▸ **STATED TASK**: Restate the listing that follows word for word, without its pictures.

══ LISTED ENTRIES

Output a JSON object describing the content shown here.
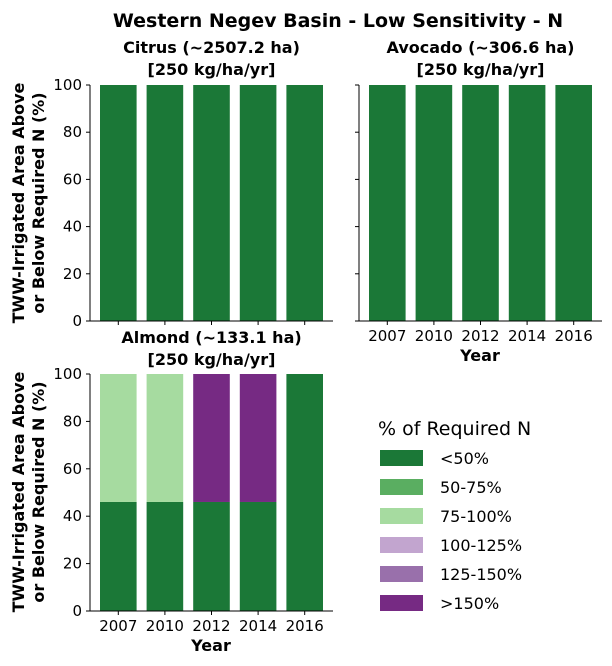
{
  "figure": {
    "title": "Western Negev Basin - Low Sensitivity - N",
    "ylabel_line1": "TWW-Irrigated Area Above",
    "ylabel_line2": "or Below Required N (%)",
    "xlabel": "Year"
  },
  "legend": {
    "title": "% of Required N",
    "items": [
      {
        "label": "<50%",
        "color": "#1b7837"
      },
      {
        "label": "50-75%",
        "color": "#5aae61"
      },
      {
        "label": "75-100%",
        "color": "#a6dba0"
      },
      {
        "label": "100-125%",
        "color": "#c2a5cf"
      },
      {
        "label": "125-150%",
        "color": "#9970ab"
      },
      {
        "label": ">150%",
        "color": "#762a83"
      }
    ]
  },
  "chart_data": [
    {
      "type": "bar",
      "stacked": true,
      "title_line1": "Citrus (~2507.2 ha)",
      "title_line2": "[250 kg/ha/yr]",
      "categories": [
        "2007",
        "2010",
        "2012",
        "2014",
        "2016"
      ],
      "ylim": [
        0,
        100
      ],
      "yticks": [
        0,
        20,
        40,
        60,
        80,
        100
      ],
      "series": [
        {
          "name": "<50%",
          "values": [
            100,
            100,
            100,
            100,
            100
          ]
        }
      ]
    },
    {
      "type": "bar",
      "stacked": true,
      "title_line1": "Avocado (~306.6 ha)",
      "title_line2": "[250 kg/ha/yr]",
      "categories": [
        "2007",
        "2010",
        "2012",
        "2014",
        "2016"
      ],
      "ylim": [
        0,
        100
      ],
      "yticks": [
        0,
        20,
        40,
        60,
        80,
        100
      ],
      "series": [
        {
          "name": "<50%",
          "values": [
            100,
            100,
            100,
            100,
            100
          ]
        }
      ]
    },
    {
      "type": "bar",
      "stacked": true,
      "title_line1": "Almond (~133.1 ha)",
      "title_line2": "[250 kg/ha/yr]",
      "categories": [
        "2007",
        "2010",
        "2012",
        "2014",
        "2016"
      ],
      "ylim": [
        0,
        100
      ],
      "yticks": [
        0,
        20,
        40,
        60,
        80,
        100
      ],
      "series": [
        {
          "name": "<50%",
          "values": [
            46,
            46,
            46,
            46,
            100
          ]
        },
        {
          "name": "75-100%",
          "values": [
            54,
            54,
            0,
            0,
            0
          ]
        },
        {
          "name": ">150%",
          "values": [
            0,
            0,
            54,
            54,
            0
          ]
        }
      ]
    }
  ]
}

════

▸ **THE RESULT**:
Output a JSON object describing the content shown here.
{
  "figure": {
    "title": "Western Negev Basin - Low Sensitivity - N",
    "ylabel_line1": "TWW-Irrigated Area Above",
    "ylabel_line2": "or Below Required N (%)",
    "xlabel": "Year"
  },
  "legend": {
    "title": "% of Required N",
    "items": [
      {
        "label": "<50%",
        "color": "#1b7837"
      },
      {
        "label": "50-75%",
        "color": "#5aae61"
      },
      {
        "label": "75-100%",
        "color": "#a6dba0"
      },
      {
        "label": "100-125%",
        "color": "#c2a5cf"
      },
      {
        "label": "125-150%",
        "color": "#9970ab"
      },
      {
        "label": ">150%",
        "color": "#762a83"
      }
    ]
  },
  "chart_data": [
    {
      "type": "bar",
      "stacked": true,
      "title_line1": "Citrus (~2507.2 ha)",
      "title_line2": "[250 kg/ha/yr]",
      "categories": [
        "2007",
        "2010",
        "2012",
        "2014",
        "2016"
      ],
      "ylim": [
        0,
        100
      ],
      "yticks": [
        0,
        20,
        40,
        60,
        80,
        100
      ],
      "series": [
        {
          "name": "<50%",
          "values": [
            100,
            100,
            100,
            100,
            100
          ]
        }
      ]
    },
    {
      "type": "bar",
      "stacked": true,
      "title_line1": "Avocado (~306.6 ha)",
      "title_line2": "[250 kg/ha/yr]",
      "categories": [
        "2007",
        "2010",
        "2012",
        "2014",
        "2016"
      ],
      "ylim": [
        0,
        100
      ],
      "yticks": [
        0,
        20,
        40,
        60,
        80,
        100
      ],
      "series": [
        {
          "name": "<50%",
          "values": [
            100,
            100,
            100,
            100,
            100
          ]
        }
      ]
    },
    {
      "type": "bar",
      "stacked": true,
      "title_line1": "Almond (~133.1 ha)",
      "title_line2": "[250 kg/ha/yr]",
      "categories": [
        "2007",
        "2010",
        "2012",
        "2014",
        "2016"
      ],
      "ylim": [
        0,
        100
      ],
      "yticks": [
        0,
        20,
        40,
        60,
        80,
        100
      ],
      "series": [
        {
          "name": "<50%",
          "values": [
            46,
            46,
            46,
            46,
            100
          ]
        },
        {
          "name": "75-100%",
          "values": [
            54,
            54,
            0,
            0,
            0
          ]
        },
        {
          "name": ">150%",
          "values": [
            0,
            0,
            54,
            54,
            0
          ]
        }
      ]
    }
  ]
}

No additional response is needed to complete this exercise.